* **What the exercise asks**
From the listing below, pull out the lines that hold "ylabel".

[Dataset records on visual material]
=-=-=

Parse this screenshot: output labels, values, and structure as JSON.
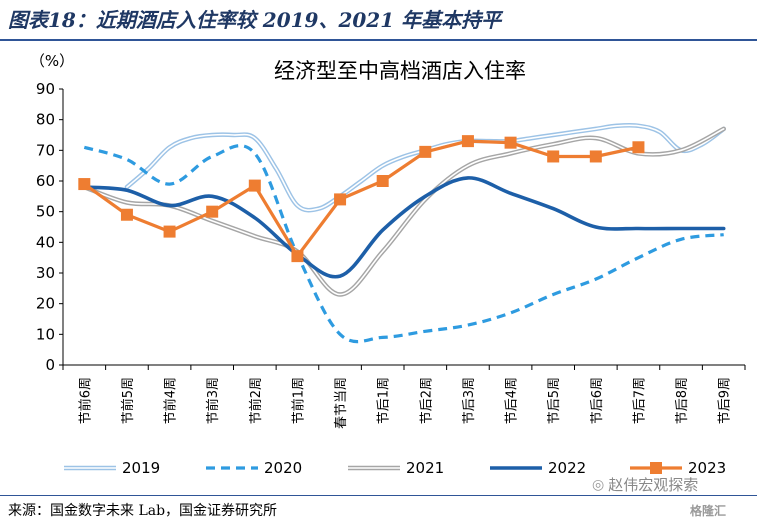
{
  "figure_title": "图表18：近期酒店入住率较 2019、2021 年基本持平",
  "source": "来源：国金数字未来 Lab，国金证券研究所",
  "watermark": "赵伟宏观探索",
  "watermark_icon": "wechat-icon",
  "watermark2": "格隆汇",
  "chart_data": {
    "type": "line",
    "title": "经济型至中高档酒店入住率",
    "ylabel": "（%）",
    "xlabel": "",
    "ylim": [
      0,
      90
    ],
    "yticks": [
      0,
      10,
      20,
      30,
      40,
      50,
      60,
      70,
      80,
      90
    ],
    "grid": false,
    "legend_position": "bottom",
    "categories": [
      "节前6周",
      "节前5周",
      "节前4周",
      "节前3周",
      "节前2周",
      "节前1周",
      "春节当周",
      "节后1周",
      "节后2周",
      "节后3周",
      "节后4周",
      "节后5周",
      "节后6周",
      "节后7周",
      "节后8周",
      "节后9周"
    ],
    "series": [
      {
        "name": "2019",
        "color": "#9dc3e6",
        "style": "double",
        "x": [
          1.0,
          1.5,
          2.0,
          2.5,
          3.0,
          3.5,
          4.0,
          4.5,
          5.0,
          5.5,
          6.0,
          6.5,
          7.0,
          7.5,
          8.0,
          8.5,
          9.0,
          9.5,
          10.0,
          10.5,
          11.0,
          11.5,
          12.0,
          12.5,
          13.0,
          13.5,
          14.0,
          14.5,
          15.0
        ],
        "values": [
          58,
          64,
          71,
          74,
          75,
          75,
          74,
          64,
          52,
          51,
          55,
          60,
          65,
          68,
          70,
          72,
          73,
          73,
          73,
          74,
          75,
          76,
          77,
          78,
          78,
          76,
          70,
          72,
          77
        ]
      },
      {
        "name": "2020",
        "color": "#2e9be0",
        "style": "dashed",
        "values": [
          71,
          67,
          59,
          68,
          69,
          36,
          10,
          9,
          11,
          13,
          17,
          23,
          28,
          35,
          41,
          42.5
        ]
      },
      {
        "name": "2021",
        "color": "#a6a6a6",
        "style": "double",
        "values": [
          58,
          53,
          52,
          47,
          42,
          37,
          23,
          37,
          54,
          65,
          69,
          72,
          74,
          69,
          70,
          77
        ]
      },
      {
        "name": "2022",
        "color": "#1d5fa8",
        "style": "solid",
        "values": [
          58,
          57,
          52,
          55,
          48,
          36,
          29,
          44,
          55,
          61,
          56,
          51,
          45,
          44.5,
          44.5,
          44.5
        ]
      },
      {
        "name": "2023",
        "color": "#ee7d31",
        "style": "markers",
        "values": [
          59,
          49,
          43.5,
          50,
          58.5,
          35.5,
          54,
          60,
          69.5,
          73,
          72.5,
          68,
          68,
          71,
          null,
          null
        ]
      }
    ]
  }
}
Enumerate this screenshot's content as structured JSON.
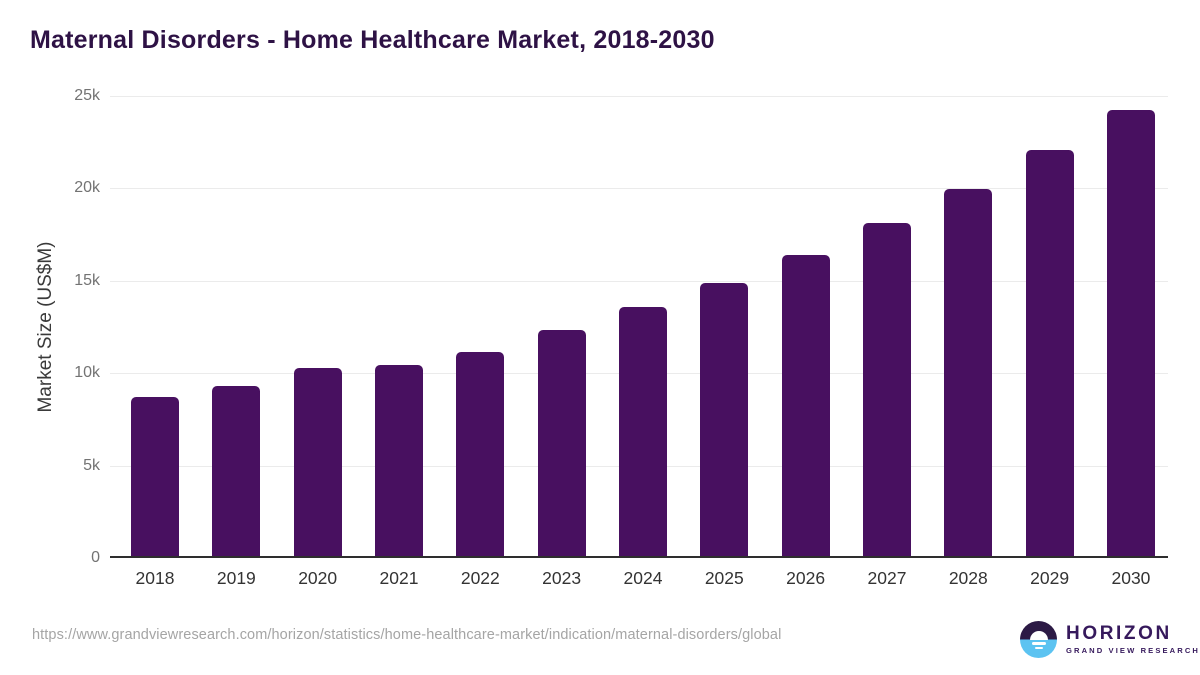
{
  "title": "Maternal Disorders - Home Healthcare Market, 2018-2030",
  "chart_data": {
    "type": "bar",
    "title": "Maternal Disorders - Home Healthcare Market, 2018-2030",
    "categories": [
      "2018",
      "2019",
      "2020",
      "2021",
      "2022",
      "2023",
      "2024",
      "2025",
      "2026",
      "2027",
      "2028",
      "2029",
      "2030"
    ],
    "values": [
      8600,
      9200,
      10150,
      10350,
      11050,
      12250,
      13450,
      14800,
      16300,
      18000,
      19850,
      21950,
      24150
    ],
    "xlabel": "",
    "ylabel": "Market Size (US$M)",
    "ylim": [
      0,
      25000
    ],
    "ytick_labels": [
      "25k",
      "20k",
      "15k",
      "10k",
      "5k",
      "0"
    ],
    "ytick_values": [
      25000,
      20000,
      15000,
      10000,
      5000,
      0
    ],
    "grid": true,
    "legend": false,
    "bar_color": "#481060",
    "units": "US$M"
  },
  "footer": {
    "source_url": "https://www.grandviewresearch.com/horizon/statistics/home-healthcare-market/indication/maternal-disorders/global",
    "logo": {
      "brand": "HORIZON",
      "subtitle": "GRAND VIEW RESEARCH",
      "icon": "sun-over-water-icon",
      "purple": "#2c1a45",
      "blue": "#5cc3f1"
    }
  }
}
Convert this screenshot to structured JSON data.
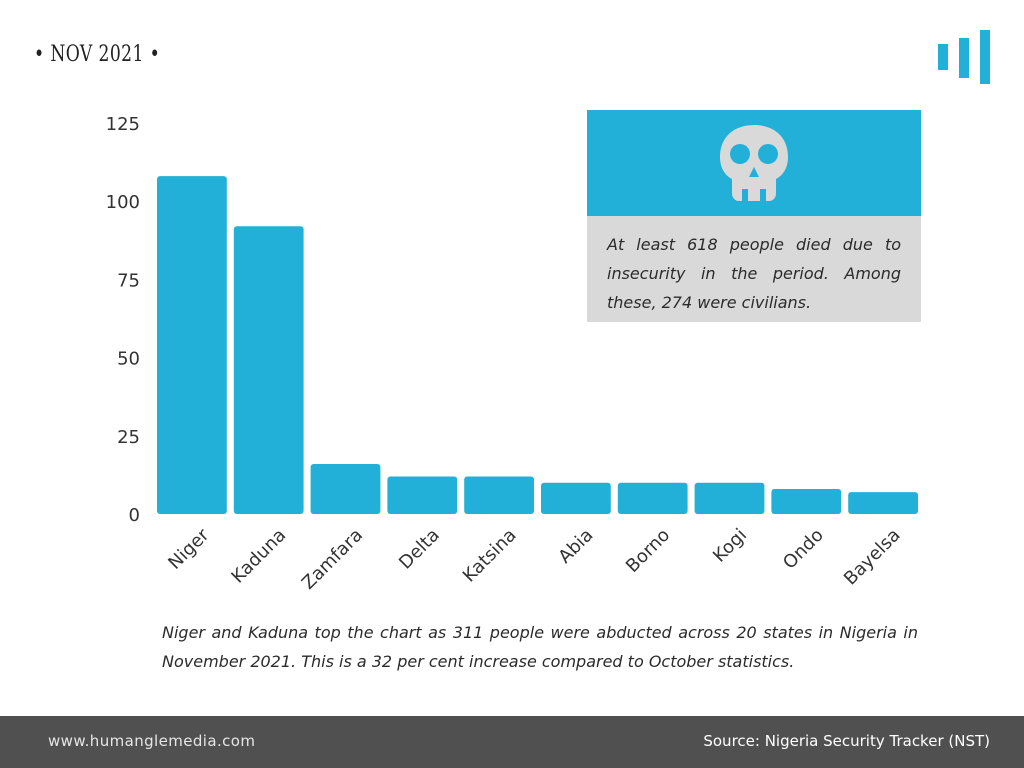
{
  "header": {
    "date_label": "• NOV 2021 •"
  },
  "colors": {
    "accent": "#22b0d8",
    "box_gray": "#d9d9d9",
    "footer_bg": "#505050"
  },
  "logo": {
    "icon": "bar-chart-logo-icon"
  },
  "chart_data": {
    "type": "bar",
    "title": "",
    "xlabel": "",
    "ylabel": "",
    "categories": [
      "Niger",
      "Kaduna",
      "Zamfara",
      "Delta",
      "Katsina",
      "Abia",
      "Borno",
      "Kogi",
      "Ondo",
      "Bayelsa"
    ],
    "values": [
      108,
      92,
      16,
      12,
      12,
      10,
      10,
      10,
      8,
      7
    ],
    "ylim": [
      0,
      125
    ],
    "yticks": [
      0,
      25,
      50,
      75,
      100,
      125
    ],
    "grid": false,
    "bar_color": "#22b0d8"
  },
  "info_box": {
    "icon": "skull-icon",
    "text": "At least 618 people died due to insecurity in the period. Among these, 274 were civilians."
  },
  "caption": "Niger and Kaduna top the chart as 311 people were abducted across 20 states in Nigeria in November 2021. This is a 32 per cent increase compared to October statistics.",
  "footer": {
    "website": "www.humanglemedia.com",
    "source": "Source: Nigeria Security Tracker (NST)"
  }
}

=-=-=

* **Answer to this exercise**
    "ylabel": "（%）",
    "ylabel": "Market Size (US$M)",
    "ylabel": "",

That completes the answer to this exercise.